** Start of Recorded information **
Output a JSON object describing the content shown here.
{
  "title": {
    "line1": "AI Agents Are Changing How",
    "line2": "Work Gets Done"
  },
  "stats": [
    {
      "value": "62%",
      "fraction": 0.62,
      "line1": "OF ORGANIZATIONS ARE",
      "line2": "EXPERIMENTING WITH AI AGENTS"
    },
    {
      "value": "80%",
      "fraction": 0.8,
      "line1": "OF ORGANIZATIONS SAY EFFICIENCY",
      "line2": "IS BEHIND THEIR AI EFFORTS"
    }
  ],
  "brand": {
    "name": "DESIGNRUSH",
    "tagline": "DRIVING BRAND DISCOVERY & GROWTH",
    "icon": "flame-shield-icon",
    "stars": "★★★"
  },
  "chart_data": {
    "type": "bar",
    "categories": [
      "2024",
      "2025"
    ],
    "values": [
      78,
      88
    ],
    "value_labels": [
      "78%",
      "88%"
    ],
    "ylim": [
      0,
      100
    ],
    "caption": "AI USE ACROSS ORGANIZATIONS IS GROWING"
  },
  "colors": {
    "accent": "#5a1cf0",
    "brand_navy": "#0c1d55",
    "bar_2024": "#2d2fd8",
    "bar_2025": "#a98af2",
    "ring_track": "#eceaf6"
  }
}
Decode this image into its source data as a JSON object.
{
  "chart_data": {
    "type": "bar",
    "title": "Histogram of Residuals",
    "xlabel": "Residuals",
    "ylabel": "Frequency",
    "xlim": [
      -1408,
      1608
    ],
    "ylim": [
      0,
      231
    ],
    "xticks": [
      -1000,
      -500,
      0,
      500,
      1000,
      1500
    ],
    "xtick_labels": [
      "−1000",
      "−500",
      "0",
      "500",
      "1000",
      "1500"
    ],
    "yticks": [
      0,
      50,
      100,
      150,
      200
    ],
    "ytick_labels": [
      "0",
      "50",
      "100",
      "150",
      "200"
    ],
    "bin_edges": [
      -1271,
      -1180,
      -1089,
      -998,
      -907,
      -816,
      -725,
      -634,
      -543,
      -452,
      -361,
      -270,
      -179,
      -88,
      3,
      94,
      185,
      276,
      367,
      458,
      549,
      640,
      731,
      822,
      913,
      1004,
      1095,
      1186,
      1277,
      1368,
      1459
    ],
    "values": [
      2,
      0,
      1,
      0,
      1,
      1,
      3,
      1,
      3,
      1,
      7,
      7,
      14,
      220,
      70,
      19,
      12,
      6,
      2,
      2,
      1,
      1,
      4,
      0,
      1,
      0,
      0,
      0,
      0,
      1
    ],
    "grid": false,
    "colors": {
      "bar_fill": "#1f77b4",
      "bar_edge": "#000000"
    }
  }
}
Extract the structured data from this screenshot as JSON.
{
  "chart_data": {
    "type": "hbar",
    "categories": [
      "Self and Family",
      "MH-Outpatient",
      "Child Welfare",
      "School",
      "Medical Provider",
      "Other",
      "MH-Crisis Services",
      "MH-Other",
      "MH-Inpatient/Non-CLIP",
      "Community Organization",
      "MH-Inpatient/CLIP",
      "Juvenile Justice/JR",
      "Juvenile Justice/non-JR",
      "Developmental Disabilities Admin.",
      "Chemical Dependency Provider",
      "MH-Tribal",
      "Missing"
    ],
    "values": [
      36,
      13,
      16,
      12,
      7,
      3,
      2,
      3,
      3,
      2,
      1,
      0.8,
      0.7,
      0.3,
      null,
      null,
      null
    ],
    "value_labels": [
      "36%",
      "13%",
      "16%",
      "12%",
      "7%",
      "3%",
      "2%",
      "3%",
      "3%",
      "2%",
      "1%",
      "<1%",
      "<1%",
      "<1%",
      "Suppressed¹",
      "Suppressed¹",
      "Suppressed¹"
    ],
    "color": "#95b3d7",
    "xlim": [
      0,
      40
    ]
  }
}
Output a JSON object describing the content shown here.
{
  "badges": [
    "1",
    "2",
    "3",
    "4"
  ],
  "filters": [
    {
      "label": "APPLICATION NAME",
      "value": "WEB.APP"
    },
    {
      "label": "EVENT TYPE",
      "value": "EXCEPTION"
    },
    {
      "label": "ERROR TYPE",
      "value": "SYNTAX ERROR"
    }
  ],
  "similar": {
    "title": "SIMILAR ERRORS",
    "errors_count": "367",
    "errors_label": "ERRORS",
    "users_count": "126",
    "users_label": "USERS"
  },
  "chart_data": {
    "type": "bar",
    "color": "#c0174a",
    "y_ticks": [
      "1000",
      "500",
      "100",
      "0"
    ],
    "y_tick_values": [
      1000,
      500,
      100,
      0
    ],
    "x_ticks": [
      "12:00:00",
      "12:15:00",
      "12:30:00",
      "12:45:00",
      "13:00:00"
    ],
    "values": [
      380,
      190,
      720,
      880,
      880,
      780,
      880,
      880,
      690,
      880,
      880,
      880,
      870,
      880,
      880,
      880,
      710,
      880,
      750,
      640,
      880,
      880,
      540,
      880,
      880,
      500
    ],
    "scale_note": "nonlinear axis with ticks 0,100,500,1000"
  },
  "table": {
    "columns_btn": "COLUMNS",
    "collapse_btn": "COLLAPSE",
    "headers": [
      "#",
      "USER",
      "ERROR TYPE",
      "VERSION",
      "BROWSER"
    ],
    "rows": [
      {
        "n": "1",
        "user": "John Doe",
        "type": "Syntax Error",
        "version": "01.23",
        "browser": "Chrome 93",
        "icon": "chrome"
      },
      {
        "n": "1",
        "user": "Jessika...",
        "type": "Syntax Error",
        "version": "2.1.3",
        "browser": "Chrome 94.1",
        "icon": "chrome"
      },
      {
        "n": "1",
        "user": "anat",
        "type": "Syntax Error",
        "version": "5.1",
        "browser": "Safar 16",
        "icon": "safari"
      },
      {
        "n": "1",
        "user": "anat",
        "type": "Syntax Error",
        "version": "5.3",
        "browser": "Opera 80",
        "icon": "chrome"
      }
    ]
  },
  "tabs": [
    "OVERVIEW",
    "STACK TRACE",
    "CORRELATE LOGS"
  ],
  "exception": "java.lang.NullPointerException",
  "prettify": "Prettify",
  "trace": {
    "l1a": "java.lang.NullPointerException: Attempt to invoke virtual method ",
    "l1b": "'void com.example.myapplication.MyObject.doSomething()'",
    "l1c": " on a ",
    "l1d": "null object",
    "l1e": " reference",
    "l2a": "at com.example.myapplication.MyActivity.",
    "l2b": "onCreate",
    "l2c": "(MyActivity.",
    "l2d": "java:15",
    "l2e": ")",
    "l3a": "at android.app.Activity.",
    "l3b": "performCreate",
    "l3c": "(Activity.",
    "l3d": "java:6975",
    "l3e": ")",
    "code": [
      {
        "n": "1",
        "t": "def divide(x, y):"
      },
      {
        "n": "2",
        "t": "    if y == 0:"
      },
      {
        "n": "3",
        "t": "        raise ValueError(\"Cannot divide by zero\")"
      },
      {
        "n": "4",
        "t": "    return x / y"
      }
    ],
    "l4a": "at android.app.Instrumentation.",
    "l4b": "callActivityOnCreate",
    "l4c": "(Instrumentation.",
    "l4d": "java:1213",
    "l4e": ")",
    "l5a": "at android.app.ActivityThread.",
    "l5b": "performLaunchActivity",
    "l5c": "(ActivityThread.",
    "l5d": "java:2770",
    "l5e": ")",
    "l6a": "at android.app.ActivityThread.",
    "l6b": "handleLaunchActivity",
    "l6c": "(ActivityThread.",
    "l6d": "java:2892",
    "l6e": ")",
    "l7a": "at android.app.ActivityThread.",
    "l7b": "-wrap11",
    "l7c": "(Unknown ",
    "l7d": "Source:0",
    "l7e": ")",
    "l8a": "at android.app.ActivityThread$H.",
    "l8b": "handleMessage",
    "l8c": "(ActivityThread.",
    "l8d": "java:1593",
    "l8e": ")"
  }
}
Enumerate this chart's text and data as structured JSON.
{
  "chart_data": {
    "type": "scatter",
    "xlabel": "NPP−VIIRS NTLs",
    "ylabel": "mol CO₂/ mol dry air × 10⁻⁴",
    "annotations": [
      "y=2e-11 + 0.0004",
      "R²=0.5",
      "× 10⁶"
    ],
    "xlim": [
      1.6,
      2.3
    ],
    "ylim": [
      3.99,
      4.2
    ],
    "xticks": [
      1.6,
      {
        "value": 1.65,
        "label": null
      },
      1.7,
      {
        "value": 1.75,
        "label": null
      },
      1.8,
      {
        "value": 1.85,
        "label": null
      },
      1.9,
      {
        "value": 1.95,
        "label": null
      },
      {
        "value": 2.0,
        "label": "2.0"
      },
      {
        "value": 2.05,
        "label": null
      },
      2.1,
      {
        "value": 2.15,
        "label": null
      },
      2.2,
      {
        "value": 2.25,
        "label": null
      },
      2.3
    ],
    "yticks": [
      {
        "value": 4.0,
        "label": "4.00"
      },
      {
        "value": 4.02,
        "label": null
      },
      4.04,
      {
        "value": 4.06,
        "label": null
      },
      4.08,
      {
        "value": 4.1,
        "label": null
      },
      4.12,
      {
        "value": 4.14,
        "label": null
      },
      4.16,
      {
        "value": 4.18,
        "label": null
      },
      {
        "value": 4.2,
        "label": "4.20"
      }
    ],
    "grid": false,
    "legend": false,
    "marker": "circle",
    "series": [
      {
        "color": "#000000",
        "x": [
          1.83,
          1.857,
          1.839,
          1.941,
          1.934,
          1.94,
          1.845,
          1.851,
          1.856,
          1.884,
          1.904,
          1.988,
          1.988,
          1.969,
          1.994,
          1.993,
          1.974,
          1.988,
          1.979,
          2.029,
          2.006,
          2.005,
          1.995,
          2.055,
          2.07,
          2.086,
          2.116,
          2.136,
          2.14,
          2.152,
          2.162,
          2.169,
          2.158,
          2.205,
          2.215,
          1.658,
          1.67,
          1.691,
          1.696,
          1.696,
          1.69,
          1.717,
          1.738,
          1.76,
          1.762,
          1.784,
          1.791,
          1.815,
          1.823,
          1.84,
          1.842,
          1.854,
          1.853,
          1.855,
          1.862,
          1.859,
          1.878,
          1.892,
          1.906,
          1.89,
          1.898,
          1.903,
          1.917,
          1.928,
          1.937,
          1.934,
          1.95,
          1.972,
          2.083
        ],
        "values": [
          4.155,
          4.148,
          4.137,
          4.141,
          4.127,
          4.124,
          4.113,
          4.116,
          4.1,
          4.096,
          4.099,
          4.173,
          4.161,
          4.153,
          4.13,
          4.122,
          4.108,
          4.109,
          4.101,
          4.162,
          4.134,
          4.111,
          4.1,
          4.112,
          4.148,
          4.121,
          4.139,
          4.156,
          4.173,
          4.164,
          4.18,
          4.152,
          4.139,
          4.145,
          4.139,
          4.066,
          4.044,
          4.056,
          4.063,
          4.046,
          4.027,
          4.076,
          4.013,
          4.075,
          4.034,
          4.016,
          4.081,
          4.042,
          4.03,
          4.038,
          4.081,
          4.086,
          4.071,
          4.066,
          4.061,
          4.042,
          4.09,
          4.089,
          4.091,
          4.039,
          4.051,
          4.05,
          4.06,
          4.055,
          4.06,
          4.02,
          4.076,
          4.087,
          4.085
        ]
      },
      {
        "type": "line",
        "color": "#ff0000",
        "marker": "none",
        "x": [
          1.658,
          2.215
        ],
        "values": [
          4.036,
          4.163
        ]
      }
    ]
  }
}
** End of Recorded information **
Problem:
Look through the lines above and collect those with the word "JSON".

Reply:
Output a JSON object describing the content shown here.
Decode this image into its source data as a JSON object.
Extract the structured data from this screenshot as JSON.
Output a JSON object describing the content shown here.
Enumerate this chart's text and data as structured JSON.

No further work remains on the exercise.